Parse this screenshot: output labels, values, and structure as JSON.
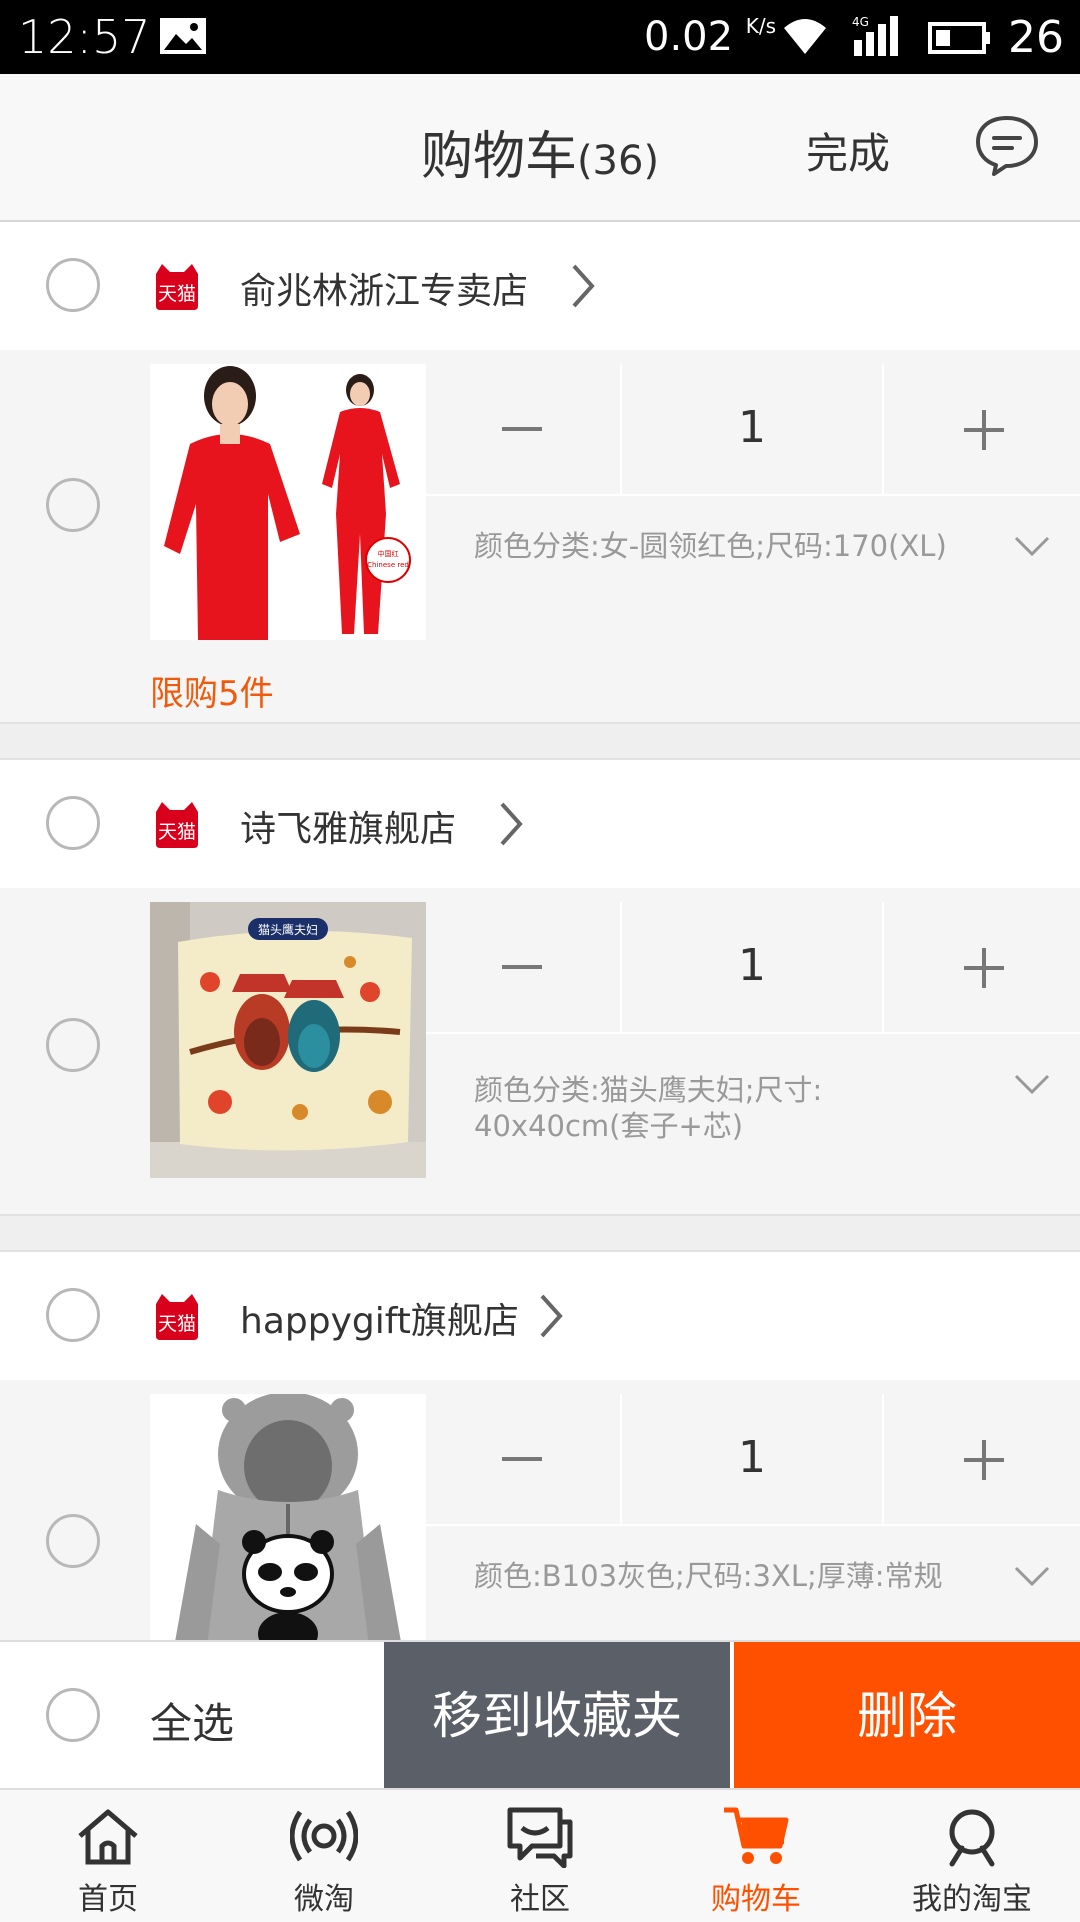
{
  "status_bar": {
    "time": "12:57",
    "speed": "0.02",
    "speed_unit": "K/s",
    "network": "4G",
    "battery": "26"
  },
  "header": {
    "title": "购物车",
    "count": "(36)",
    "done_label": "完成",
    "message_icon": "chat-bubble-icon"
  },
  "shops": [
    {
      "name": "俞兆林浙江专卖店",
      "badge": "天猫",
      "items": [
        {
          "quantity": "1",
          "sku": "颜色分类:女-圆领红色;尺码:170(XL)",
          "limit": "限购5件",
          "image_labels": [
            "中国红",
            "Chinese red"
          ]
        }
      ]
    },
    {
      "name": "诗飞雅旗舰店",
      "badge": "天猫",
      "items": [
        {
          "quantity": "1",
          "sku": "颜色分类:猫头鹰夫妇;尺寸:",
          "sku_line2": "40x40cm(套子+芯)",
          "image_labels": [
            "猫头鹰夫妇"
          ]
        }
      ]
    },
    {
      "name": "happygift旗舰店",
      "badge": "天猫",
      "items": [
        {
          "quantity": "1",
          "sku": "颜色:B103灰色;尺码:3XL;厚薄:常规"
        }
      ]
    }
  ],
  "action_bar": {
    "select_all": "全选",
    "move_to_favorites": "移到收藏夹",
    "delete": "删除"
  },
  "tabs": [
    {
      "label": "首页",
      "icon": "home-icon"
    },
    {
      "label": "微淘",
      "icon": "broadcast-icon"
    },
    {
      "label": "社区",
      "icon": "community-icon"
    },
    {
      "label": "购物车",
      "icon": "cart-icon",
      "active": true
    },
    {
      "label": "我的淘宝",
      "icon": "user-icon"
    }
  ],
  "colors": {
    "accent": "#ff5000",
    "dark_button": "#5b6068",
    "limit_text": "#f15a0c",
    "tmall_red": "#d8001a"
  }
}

### [Problem to work on]
Leave out the pictures and copy every record above exactly.

### [Complete response]
Parse this screenshot: output labels, values, and structure as JSON.
{
  "status_bar": {
    "time": "12:57",
    "speed": "0.02",
    "speed_unit": "K/s",
    "network": "4G",
    "battery": "26"
  },
  "header": {
    "title": "购物车",
    "count": "(36)",
    "done_label": "完成",
    "message_icon": "chat-bubble-icon"
  },
  "shops": [
    {
      "name": "俞兆林浙江专卖店",
      "badge": "天猫",
      "items": [
        {
          "quantity": "1",
          "sku": "颜色分类:女-圆领红色;尺码:170(XL)",
          "limit": "限购5件",
          "image_labels": [
            "中国红",
            "Chinese red"
          ]
        }
      ]
    },
    {
      "name": "诗飞雅旗舰店",
      "badge": "天猫",
      "items": [
        {
          "quantity": "1",
          "sku": "颜色分类:猫头鹰夫妇;尺寸:",
          "sku_line2": "40x40cm(套子+芯)",
          "image_labels": [
            "猫头鹰夫妇"
          ]
        }
      ]
    },
    {
      "name": "happygift旗舰店",
      "badge": "天猫",
      "items": [
        {
          "quantity": "1",
          "sku": "颜色:B103灰色;尺码:3XL;厚薄:常规"
        }
      ]
    }
  ],
  "action_bar": {
    "select_all": "全选",
    "move_to_favorites": "移到收藏夹",
    "delete": "删除"
  },
  "tabs": [
    {
      "label": "首页",
      "icon": "home-icon"
    },
    {
      "label": "微淘",
      "icon": "broadcast-icon"
    },
    {
      "label": "社区",
      "icon": "community-icon"
    },
    {
      "label": "购物车",
      "icon": "cart-icon",
      "active": true
    },
    {
      "label": "我的淘宝",
      "icon": "user-icon"
    }
  ],
  "colors": {
    "accent": "#ff5000",
    "dark_button": "#5b6068",
    "limit_text": "#f15a0c",
    "tmall_red": "#d8001a"
  }
}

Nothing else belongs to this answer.